### Material
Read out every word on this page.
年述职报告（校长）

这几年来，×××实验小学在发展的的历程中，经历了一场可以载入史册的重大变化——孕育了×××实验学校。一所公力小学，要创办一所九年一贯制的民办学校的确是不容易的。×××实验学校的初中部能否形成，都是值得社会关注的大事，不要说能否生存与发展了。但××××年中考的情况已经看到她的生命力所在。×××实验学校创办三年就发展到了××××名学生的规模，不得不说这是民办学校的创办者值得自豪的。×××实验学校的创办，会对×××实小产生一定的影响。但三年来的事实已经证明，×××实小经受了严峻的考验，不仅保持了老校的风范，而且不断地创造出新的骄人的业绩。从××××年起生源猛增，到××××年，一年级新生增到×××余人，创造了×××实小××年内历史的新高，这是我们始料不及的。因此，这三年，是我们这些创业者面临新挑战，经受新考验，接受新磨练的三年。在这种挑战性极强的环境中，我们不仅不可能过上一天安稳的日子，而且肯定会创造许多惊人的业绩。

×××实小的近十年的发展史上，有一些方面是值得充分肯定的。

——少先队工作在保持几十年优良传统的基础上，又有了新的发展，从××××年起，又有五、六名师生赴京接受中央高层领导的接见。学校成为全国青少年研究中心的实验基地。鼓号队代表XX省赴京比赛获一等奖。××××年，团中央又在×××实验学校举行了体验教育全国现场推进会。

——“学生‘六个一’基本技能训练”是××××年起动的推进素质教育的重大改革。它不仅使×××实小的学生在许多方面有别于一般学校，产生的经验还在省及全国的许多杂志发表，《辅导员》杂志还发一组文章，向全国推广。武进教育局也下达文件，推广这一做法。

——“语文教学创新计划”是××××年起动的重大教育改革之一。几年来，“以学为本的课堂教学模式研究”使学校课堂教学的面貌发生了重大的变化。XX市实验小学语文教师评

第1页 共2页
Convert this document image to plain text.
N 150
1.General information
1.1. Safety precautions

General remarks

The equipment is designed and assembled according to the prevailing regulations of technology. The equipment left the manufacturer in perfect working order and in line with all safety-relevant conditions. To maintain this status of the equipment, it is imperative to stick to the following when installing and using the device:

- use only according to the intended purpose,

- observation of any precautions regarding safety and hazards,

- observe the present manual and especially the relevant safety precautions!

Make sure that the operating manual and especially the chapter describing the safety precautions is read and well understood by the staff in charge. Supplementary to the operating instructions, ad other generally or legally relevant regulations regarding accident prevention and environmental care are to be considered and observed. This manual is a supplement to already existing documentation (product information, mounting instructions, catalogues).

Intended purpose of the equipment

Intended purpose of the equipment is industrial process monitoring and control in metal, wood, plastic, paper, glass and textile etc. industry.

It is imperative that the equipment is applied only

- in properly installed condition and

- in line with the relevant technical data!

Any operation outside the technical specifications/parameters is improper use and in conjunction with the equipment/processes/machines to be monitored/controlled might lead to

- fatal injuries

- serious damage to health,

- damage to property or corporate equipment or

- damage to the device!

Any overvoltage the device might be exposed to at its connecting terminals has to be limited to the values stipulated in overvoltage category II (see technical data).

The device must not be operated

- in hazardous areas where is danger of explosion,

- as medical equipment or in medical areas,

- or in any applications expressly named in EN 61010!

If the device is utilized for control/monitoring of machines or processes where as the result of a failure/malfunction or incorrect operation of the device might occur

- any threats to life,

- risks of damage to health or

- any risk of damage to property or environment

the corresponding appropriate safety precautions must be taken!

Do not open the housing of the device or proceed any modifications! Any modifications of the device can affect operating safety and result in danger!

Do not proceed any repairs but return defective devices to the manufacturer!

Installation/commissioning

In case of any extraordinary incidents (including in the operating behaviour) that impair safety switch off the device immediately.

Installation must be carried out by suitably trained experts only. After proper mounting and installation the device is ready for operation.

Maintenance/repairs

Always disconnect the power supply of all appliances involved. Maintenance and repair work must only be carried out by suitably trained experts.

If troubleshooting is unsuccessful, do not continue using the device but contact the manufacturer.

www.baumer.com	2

### Stated problem
Transcribe the whole listing with nothing added or left out.

### Solution
Read out every word on this page.
年述职报告（校长）

这几年来，×××实验小学在发展的的历程中，经历了一场可以载入史册的重大变化——孕育了×××实验学校。一所公力小学，要创办一所九年一贯制的民办学校的确是不容易的。×××实验学校的初中部能否形成，都是值得社会关注的大事，不要说能否生存与发展了。但××××年中考的情况已经看到她的生命力所在。×××实验学校创办三年就发展到了××××名学生的规模，不得不说这是民办学校的创办者值得自豪的。×××实验学校的创办，会对×××实小产生一定的影响。但三年来的事实已经证明，×××实小经受了严峻的考验，不仅保持了老校的风范，而且不断地创造出新的骄人的业绩。从××××年起生源猛增，到××××年，一年级新生增到×××余人，创造了×××实小××年内历史的新高，这是我们始料不及的。因此，这三年，是我们这些创业者面临新挑战，经受新考验，接受新磨练的三年。在这种挑战性极强的环境中，我们不仅不可能过上一天安稳的日子，而且肯定会创造许多惊人的业绩。

×××实小的近十年的发展史上，有一些方面是值得充分肯定的。

——少先队工作在保持几十年优良传统的基础上，又有了新的发展，从××××年起，又有五、六名师生赴京接受中央高层领导的接见。学校成为全国青少年研究中心的实验基地。鼓号队代表XX省赴京比赛获一等奖。××××年，团中央又在×××实验学校举行了体验教育全国现场推进会。

——“学生‘六个一’基本技能训练”是××××年起动的推进素质教育的重大改革。它不仅使×××实小的学生在许多方面有别于一般学校，产生的经验还在省及全国的许多杂志发表，《辅导员》杂志还发一组文章，向全国推广。武进教育局也下达文件，推广这一做法。

——“语文教学创新计划”是××××年起动的重大教育改革之一。几年来，“以学为本的课堂教学模式研究”使学校课堂教学的面貌发生了重大的变化。XX市实验小学语文教师评

第1页 共2页
Convert this document image to plain text.
N 150
1.General information
1.1. Safety precautions

General remarks

The equipment is designed and assembled according to the prevailing regulations of technology. The equipment left the manufacturer in perfect working order and in line with all safety-relevant conditions. To maintain this status of the equipment, it is imperative to stick to the following when installing and using the device:

- use only according to the intended purpose,

- observation of any precautions regarding safety and hazards,

- observe the present manual and especially the relevant safety precautions!

Make sure that the operating manual and especially the chapter describing the safety precautions is read and well understood by the staff in charge. Supplementary to the operating instructions, ad other generally or legally relevant regulations regarding accident prevention and environmental care are to be considered and observed. This manual is a supplement to already existing documentation (product information, mounting instructions, catalogues).

Intended purpose of the equipment

Intended purpose of the equipment is industrial process monitoring and control in metal, wood, plastic, paper, glass and textile etc. industry.

It is imperative that the equipment is applied only

- in properly installed condition and

- in line with the relevant technical data!

Any operation outside the technical specifications/parameters is improper use and in conjunction with the equipment/processes/machines to be monitored/controlled might lead to

- fatal injuries

- serious damage to health,

- damage to property or corporate equipment or

- damage to the device!

Any overvoltage the device might be exposed to at its connecting terminals has to be limited to the values stipulated in overvoltage category II (see technical data).

The device must not be operated

- in hazardous areas where is danger of explosion,

- as medical equipment or in medical areas,

- or in any applications expressly named in EN 61010!

If the device is utilized for control/monitoring of machines or processes where as the result of a failure/malfunction or incorrect operation of the device might occur

- any threats to life,

- risks of damage to health or

- any risk of damage to property or environment

the corresponding appropriate safety precautions must be taken!

Do not open the housing of the device or proceed any modifications! Any modifications of the device can affect operating safety and result in danger!

Do not proceed any repairs but return defective devices to the manufacturer!

Installation/commissioning

In case of any extraordinary incidents (including in the operating behaviour) that impair safety switch off the device immediately.

Installation must be carried out by suitably trained experts only. After proper mounting and installation the device is ready for operation.

Maintenance/repairs

Always disconnect the power supply of all appliances involved. Maintenance and repair work must only be carried out by suitably trained experts.

If troubleshooting is unsuccessful, do not continue using the device but contact the manufacturer.

www.baumer.com	2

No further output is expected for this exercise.